- _THE REQUEST_:
Below are the records; collect from them each line containing the string "gesünder".

- _DATA SUPPLIED_:
========
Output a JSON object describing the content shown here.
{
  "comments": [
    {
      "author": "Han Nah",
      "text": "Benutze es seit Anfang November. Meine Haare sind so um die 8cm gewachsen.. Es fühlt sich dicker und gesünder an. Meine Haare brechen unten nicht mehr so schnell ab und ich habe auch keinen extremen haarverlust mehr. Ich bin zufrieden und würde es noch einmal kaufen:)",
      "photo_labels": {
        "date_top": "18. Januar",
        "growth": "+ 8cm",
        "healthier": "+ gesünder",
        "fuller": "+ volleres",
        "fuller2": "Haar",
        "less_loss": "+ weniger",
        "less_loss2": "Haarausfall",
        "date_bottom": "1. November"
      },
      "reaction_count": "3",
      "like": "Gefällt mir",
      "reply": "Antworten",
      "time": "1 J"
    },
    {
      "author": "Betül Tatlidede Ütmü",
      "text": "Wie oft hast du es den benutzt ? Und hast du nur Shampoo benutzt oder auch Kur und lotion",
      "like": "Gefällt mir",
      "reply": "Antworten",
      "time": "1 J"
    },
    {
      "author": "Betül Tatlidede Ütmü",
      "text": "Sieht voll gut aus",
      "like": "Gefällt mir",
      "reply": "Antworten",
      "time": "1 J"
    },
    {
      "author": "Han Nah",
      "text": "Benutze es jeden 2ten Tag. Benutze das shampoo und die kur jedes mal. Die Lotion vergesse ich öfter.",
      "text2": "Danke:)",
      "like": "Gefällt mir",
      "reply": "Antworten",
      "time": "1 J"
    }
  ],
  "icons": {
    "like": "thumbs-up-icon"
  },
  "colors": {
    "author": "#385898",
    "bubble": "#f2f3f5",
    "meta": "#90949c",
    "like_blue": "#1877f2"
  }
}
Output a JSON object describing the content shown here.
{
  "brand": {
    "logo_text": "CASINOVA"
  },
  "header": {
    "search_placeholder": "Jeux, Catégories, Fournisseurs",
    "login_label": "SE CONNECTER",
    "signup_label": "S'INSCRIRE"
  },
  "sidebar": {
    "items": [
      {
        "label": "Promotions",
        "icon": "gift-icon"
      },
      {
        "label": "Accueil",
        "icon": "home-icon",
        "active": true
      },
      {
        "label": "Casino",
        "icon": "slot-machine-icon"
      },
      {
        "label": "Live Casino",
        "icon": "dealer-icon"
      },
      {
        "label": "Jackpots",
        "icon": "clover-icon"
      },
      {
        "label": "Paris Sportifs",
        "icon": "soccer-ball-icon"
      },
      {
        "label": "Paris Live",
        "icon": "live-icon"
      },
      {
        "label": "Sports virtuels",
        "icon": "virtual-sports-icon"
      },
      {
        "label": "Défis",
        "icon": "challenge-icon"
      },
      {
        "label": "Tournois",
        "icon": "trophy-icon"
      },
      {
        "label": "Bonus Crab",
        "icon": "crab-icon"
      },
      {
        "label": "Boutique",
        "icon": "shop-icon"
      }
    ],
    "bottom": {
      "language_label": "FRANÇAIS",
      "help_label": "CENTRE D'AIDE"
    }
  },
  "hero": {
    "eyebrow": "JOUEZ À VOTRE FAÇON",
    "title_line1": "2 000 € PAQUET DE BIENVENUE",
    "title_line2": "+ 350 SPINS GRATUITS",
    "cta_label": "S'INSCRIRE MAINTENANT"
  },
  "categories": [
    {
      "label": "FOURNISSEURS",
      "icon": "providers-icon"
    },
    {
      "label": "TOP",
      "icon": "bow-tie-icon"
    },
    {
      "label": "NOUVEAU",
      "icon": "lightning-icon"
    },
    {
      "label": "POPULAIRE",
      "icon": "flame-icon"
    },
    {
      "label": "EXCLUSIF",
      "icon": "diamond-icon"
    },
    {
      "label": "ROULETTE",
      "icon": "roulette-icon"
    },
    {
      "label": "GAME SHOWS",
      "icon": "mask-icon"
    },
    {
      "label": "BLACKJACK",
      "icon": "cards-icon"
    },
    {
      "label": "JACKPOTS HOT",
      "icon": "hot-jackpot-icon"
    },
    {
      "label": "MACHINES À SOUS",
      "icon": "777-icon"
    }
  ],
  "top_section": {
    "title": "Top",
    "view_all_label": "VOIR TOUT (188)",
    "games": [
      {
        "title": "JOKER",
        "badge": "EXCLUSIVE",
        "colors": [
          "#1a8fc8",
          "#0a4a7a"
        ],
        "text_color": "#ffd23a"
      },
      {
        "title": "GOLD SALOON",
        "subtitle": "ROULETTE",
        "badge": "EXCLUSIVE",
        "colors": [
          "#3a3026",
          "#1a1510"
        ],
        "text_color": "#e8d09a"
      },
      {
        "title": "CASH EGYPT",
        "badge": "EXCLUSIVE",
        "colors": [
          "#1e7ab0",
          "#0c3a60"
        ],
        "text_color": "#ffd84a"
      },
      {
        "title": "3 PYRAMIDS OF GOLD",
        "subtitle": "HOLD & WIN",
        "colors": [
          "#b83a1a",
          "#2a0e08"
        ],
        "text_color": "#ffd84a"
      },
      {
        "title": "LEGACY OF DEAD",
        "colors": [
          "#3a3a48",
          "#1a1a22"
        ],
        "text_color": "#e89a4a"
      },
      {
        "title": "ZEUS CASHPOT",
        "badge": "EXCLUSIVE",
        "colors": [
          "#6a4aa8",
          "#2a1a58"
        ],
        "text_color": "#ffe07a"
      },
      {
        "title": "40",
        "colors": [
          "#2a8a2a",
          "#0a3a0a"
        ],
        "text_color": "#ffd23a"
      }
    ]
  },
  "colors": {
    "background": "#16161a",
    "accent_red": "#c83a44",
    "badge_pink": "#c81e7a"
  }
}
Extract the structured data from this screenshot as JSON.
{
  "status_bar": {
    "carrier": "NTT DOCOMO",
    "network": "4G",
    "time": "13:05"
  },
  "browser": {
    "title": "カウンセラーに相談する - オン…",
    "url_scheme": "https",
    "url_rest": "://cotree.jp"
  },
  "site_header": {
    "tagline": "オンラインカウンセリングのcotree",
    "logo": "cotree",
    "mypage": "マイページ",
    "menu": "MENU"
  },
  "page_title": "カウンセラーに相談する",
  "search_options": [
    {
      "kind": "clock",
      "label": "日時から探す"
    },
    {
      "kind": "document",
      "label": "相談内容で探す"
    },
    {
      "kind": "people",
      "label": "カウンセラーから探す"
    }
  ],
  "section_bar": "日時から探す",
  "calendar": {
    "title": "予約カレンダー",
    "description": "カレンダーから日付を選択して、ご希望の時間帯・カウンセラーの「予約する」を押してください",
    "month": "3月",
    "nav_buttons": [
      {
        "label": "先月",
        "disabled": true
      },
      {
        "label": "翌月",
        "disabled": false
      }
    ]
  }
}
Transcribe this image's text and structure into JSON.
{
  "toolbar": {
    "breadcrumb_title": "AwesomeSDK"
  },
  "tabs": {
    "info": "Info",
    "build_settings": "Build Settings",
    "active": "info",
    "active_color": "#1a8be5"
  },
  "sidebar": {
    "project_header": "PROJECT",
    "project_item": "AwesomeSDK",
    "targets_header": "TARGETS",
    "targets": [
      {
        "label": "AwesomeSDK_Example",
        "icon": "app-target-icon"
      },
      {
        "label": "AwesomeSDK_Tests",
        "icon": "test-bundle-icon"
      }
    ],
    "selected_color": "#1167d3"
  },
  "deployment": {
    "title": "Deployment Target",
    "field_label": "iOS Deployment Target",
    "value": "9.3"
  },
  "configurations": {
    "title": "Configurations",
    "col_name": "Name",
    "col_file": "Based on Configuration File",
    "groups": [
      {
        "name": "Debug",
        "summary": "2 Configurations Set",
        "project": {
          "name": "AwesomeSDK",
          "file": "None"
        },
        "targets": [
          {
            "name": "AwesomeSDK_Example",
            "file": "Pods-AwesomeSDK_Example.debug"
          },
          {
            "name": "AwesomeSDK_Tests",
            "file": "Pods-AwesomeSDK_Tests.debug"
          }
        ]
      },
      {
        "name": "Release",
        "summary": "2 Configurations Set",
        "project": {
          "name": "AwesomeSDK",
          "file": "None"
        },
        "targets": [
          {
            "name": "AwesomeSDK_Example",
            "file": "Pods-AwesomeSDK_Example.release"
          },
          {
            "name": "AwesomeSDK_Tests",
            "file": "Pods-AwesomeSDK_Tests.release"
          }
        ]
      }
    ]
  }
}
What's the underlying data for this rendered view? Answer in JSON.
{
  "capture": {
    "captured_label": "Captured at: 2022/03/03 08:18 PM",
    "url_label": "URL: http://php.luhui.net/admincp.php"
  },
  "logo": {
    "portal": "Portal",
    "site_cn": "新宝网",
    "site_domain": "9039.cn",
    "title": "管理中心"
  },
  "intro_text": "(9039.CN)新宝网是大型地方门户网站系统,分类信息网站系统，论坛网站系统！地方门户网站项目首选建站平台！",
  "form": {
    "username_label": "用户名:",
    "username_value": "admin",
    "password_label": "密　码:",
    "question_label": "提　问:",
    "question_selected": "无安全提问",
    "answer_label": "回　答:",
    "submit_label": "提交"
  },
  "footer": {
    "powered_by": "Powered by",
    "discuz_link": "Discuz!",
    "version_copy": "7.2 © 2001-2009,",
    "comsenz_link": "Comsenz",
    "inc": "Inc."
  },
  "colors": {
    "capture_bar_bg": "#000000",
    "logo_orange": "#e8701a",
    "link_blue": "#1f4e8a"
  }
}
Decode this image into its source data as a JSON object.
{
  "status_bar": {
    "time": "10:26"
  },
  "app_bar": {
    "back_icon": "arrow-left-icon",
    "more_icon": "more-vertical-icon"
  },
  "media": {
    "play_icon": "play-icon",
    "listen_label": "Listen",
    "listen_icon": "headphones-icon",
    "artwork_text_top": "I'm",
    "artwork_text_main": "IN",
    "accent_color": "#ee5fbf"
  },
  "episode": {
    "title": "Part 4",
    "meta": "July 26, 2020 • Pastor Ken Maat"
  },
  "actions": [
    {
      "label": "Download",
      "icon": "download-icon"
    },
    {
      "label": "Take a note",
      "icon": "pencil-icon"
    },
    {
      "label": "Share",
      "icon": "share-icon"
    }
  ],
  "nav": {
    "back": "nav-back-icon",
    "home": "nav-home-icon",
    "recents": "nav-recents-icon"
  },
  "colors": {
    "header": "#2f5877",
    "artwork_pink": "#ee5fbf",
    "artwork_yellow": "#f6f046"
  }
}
========
- _RESPONSE FOR THIS EXERCISE_:
      "text": "Benutze es seit Anfang November. Meine Haare sind so um die 8cm gewachsen.. Es fühlt sich dicker und gesünder an. Meine Haare brechen unten nicht mehr so schnell ab und ich habe auch keinen extremen haarverlust mehr. Ich bin zufrieden und würde es noch einmal kaufen:)",
        "healthier": "+ gesünder",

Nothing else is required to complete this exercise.